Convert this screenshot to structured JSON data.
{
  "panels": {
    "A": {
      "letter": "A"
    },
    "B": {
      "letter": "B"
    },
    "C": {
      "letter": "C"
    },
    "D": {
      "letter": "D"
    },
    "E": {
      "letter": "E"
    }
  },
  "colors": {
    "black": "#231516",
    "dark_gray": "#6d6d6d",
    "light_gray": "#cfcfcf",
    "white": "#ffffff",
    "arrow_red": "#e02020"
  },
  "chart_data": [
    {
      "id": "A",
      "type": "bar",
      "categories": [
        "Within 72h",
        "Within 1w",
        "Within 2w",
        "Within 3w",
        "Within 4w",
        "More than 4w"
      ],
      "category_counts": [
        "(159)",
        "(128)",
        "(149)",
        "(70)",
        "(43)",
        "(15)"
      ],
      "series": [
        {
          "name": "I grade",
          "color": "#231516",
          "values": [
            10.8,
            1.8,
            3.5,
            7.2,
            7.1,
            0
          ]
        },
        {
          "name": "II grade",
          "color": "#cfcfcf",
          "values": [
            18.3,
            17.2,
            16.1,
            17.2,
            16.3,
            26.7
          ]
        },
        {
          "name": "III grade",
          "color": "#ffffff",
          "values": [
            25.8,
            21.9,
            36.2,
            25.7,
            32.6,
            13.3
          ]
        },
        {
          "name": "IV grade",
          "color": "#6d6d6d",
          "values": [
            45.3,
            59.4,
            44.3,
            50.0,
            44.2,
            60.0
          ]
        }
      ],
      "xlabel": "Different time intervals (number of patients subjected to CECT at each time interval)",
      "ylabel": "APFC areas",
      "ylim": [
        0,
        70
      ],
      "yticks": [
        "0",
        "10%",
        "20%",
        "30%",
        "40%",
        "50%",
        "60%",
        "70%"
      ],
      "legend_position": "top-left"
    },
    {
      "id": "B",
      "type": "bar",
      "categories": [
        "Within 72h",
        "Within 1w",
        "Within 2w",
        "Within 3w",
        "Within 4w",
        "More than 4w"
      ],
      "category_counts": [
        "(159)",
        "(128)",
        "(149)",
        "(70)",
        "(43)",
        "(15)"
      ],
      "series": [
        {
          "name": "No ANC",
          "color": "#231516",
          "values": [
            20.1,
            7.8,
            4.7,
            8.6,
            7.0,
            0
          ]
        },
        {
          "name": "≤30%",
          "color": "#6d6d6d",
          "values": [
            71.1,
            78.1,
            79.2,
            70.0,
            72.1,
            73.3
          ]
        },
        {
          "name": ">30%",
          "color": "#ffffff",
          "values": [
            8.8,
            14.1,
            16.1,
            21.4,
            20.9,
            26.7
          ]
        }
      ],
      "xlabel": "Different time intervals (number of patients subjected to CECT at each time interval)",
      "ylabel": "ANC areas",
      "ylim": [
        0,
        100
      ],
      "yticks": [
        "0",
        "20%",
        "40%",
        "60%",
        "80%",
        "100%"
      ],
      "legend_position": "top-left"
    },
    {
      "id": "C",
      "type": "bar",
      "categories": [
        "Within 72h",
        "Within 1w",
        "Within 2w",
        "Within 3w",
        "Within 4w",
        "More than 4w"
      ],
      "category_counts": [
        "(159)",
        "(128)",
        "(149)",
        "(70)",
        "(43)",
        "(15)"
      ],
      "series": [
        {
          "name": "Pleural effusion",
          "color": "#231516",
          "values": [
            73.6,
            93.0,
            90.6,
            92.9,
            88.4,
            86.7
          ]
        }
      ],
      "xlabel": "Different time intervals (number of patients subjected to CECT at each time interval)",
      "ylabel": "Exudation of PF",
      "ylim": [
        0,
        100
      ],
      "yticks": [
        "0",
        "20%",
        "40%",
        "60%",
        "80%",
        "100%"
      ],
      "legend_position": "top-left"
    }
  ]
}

• • •

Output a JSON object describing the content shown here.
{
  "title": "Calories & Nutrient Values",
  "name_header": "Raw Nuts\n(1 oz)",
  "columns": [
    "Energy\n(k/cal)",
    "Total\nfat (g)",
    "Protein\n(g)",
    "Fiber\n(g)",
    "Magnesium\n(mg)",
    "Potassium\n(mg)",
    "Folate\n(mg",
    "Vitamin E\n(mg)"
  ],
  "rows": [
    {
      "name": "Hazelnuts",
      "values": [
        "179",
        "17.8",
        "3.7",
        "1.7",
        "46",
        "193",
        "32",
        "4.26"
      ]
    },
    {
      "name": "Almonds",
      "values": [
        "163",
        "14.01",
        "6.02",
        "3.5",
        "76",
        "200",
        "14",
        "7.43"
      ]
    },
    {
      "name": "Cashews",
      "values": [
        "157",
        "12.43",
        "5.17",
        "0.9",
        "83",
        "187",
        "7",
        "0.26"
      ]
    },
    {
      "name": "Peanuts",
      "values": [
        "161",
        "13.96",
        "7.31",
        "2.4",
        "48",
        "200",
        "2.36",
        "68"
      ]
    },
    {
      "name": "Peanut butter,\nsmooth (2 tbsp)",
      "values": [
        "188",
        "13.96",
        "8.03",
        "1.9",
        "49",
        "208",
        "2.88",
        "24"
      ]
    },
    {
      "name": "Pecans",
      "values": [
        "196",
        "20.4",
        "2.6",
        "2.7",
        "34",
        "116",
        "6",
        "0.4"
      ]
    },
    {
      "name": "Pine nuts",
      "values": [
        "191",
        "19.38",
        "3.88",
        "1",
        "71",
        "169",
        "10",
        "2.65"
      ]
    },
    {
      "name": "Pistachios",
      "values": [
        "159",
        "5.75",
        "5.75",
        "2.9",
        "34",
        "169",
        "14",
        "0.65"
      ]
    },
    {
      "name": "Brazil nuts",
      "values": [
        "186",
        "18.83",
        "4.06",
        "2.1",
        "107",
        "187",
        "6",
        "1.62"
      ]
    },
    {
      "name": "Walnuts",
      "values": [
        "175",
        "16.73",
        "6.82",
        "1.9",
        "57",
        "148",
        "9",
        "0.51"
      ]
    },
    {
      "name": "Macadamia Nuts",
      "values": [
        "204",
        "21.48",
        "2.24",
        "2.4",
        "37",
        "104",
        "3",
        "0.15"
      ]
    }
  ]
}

• • •

= Your task =
Show each line in the data where the string "grade" appears.

= Solution below =
          "name": "I grade",
          "name": "II grade",
          "name": "III grade",
          "name": "IV grade",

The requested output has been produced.